+++ DATA SHOWN

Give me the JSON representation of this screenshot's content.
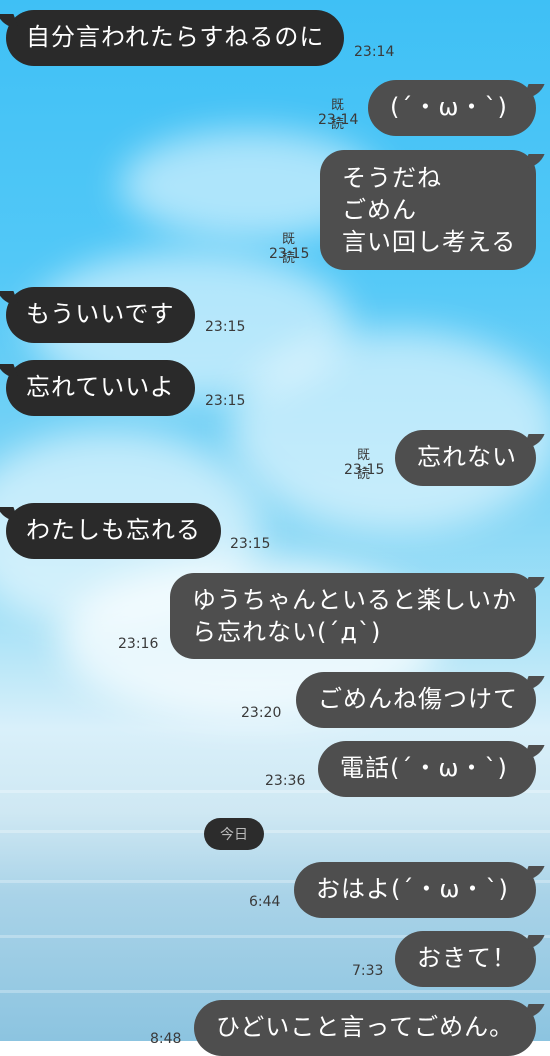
{
  "messages": [
    {
      "side": "in",
      "lines": [
        "自分言われたらすねるのに"
      ],
      "time": "23:14"
    },
    {
      "side": "out",
      "lines": [
        "(´・ω・`)"
      ],
      "time": "23:14",
      "read": "既読"
    },
    {
      "side": "out",
      "lines": [
        "そうだね",
        "ごめん",
        "言い回し考える"
      ],
      "time": "23:15",
      "read": "既読"
    },
    {
      "side": "in",
      "lines": [
        "もういいです"
      ],
      "time": "23:15"
    },
    {
      "side": "in",
      "lines": [
        "忘れていいよ"
      ],
      "time": "23:15"
    },
    {
      "side": "out",
      "lines": [
        "忘れない"
      ],
      "time": "23:15",
      "read": "既読"
    },
    {
      "side": "in",
      "lines": [
        "わたしも忘れる"
      ],
      "time": "23:15"
    },
    {
      "side": "out",
      "lines": [
        "ゆうちゃんといると楽しいか",
        "ら忘れない(´д`)"
      ],
      "time": "23:16"
    },
    {
      "side": "out",
      "lines": [
        "ごめんね傷つけて"
      ],
      "time": "23:20"
    },
    {
      "side": "out",
      "lines": [
        "電話(´・ω・`)"
      ],
      "time": "23:36"
    },
    {
      "side": "out",
      "lines": [
        "おはよ(´・ω・`)"
      ],
      "time": "6:44"
    },
    {
      "side": "out",
      "lines": [
        "おきて！"
      ],
      "time": "7:33"
    },
    {
      "side": "out",
      "lines": [
        "ひどいこと言ってごめん。"
      ],
      "time": "8:48"
    }
  ],
  "day_divider": "今日",
  "colors": {
    "incoming_bubble": "#2a2a2a",
    "outgoing_bubble": "#4e4e4e",
    "text": "#ffffff"
  }
}
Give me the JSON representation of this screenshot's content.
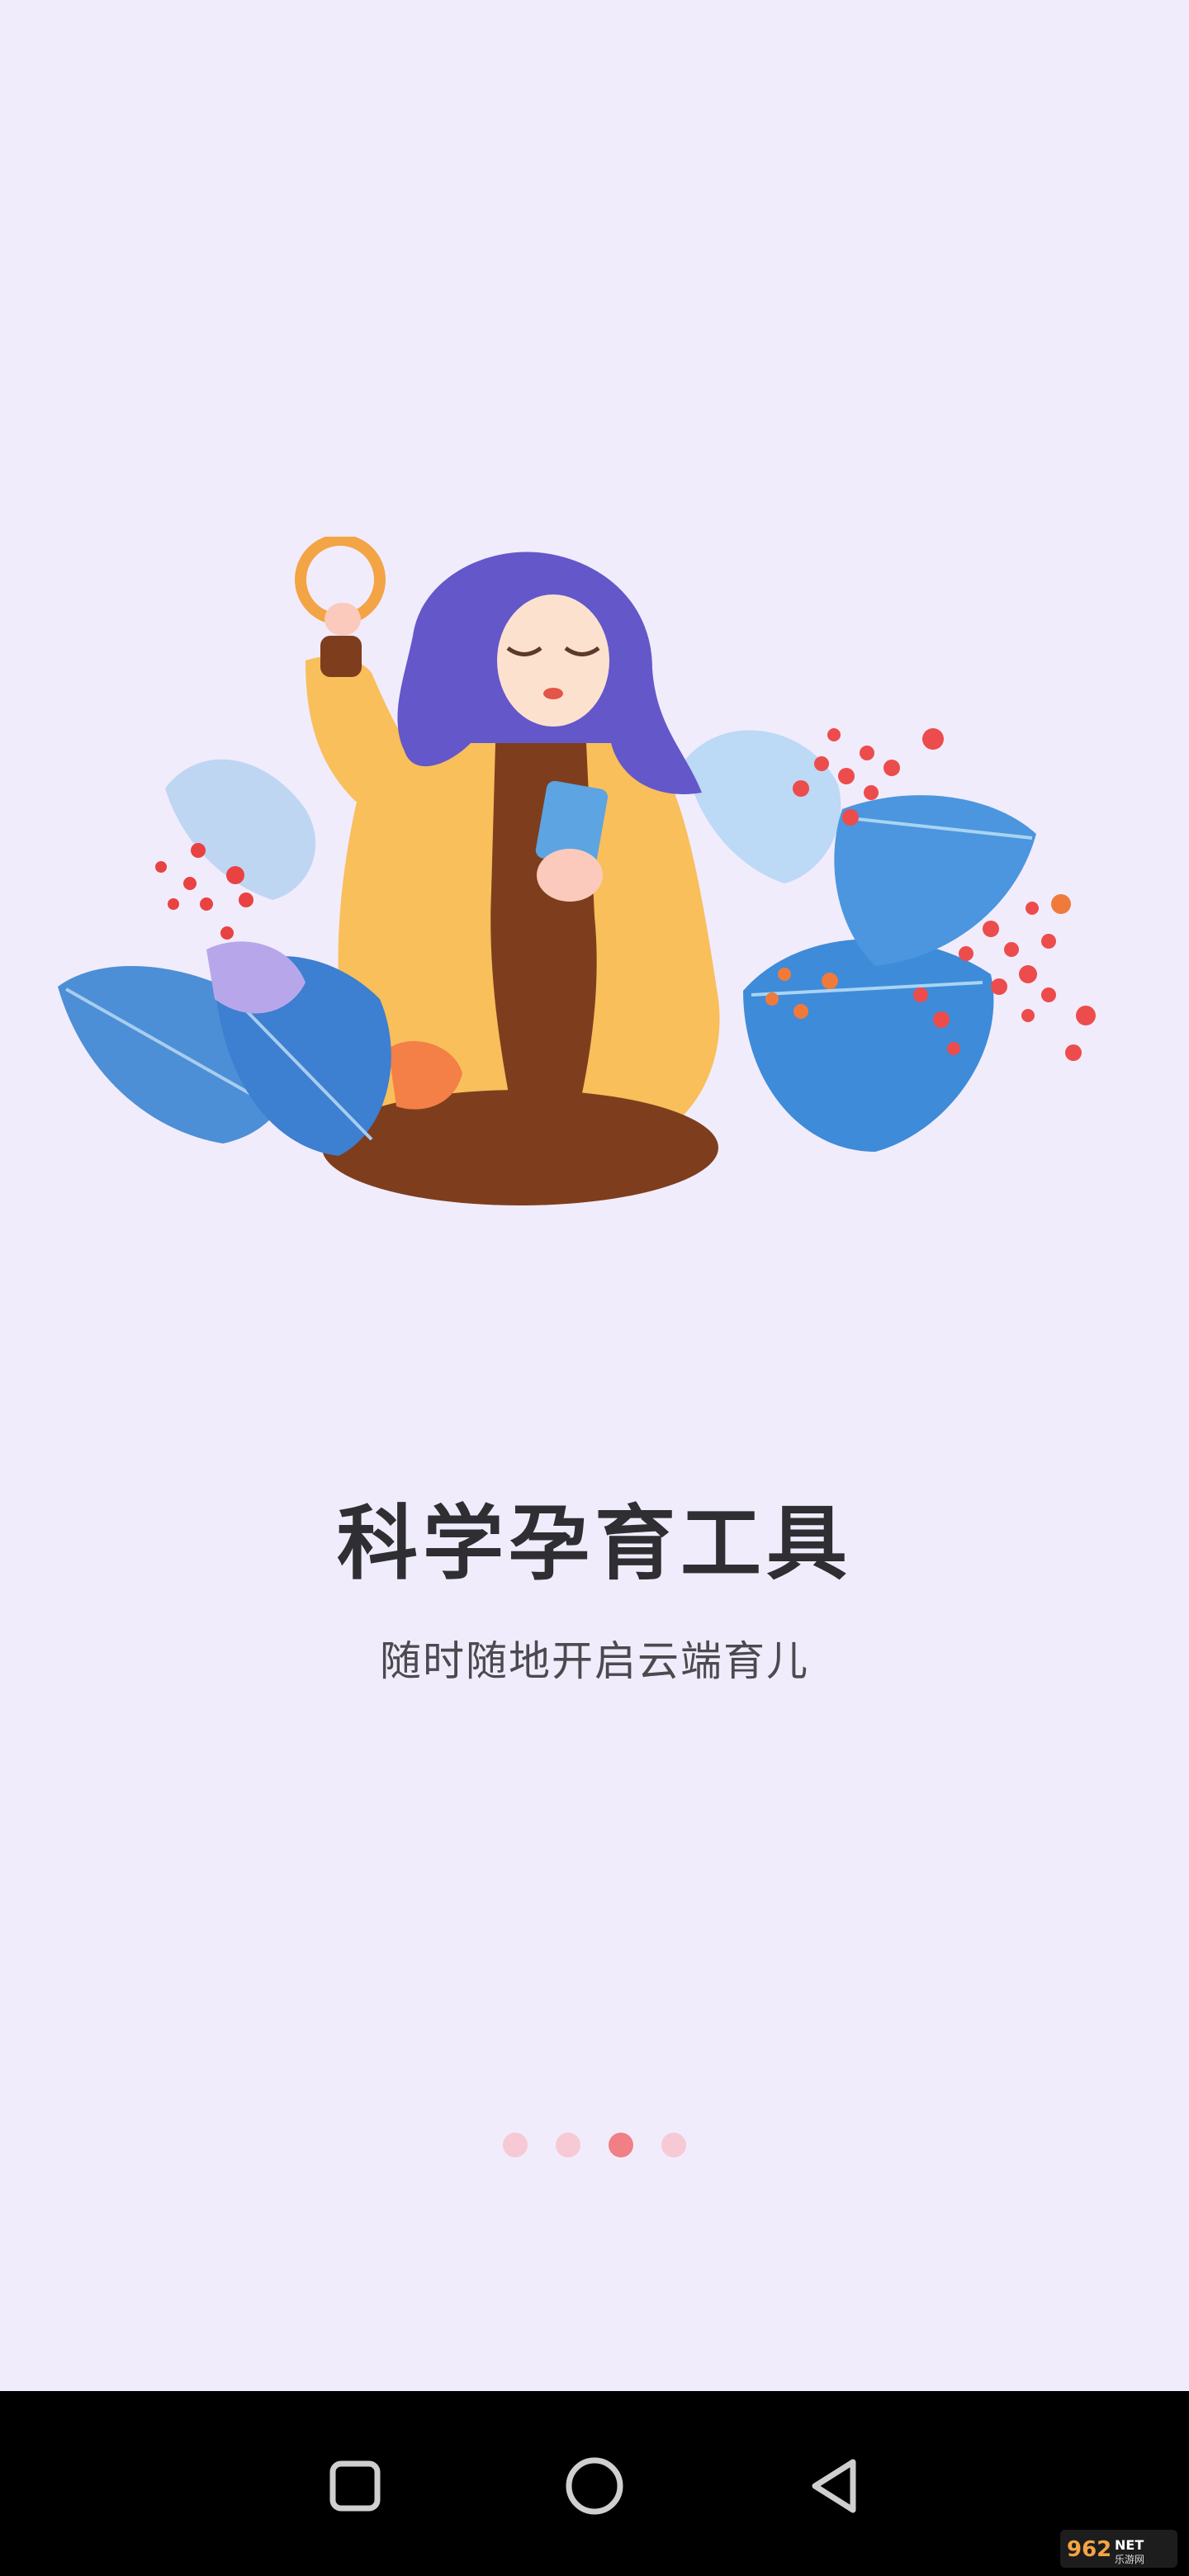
{
  "onboarding": {
    "title": "科学孕育工具",
    "subtitle": "随时随地开启云端育儿",
    "illustration_icon": "woman-reading-phone-among-leaves-illustration",
    "pagination": {
      "total": 4,
      "active_index": 3,
      "active_color": "#f07f86",
      "inactive_color": "#f7c9d4"
    }
  },
  "navigation_bar": {
    "recent_icon": "square-recents-icon",
    "home_icon": "circle-home-icon",
    "back_icon": "triangle-back-icon"
  },
  "watermark": {
    "text": "962NET 乐游网"
  },
  "colors": {
    "background": "#f1ecfc",
    "title": "#2f2f33",
    "subtitle": "#4a4a4f",
    "navbar": "#000000"
  }
}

++++++

Restate the records word for word, omitting images.

* EXPECTED ANSWER *
Give me the JSON representation of this screenshot's content.
{
  "messages": [
    {
      "side": "in",
      "lines": [
        "自分言われたらすねるのに"
      ],
      "time": "23:14"
    },
    {
      "side": "out",
      "lines": [
        "(´・ω・`)"
      ],
      "time": "23:14",
      "read": "既読"
    },
    {
      "side": "out",
      "lines": [
        "そうだね",
        "ごめん",
        "言い回し考える"
      ],
      "time": "23:15",
      "read": "既読"
    },
    {
      "side": "in",
      "lines": [
        "もういいです"
      ],
      "time": "23:15"
    },
    {
      "side": "in",
      "lines": [
        "忘れていいよ"
      ],
      "time": "23:15"
    },
    {
      "side": "out",
      "lines": [
        "忘れない"
      ],
      "time": "23:15",
      "read": "既読"
    },
    {
      "side": "in",
      "lines": [
        "わたしも忘れる"
      ],
      "time": "23:15"
    },
    {
      "side": "out",
      "lines": [
        "ゆうちゃんといると楽しいか",
        "ら忘れない(´д`)"
      ],
      "time": "23:16"
    },
    {
      "side": "out",
      "lines": [
        "ごめんね傷つけて"
      ],
      "time": "23:20"
    },
    {
      "side": "out",
      "lines": [
        "電話(´・ω・`)"
      ],
      "time": "23:36"
    },
    {
      "side": "out",
      "lines": [
        "おはよ(´・ω・`)"
      ],
      "time": "6:44"
    },
    {
      "side": "out",
      "lines": [
        "おきて！"
      ],
      "time": "7:33"
    },
    {
      "side": "out",
      "lines": [
        "ひどいこと言ってごめん。"
      ],
      "time": "8:48"
    }
  ],
  "day_divider": "今日",
  "colors": {
    "incoming_bubble": "#2a2a2a",
    "outgoing_bubble": "#4e4e4e",
    "text": "#ffffff"
  }
}
Give me the JSON representation of this screenshot's content.
{
  "onboarding": {
    "title": "科学孕育工具",
    "subtitle": "随时随地开启云端育儿",
    "illustration_icon": "woman-reading-phone-among-leaves-illustration",
    "pagination": {
      "total": 4,
      "active_index": 3,
      "active_color": "#f07f86",
      "inactive_color": "#f7c9d4"
    }
  },
  "navigation_bar": {
    "recent_icon": "square-recents-icon",
    "home_icon": "circle-home-icon",
    "back_icon": "triangle-back-icon"
  },
  "watermark": {
    "text": "962NET 乐游网"
  },
  "colors": {
    "background": "#f1ecfc",
    "title": "#2f2f33",
    "subtitle": "#4a4a4f",
    "navbar": "#000000"
  }
}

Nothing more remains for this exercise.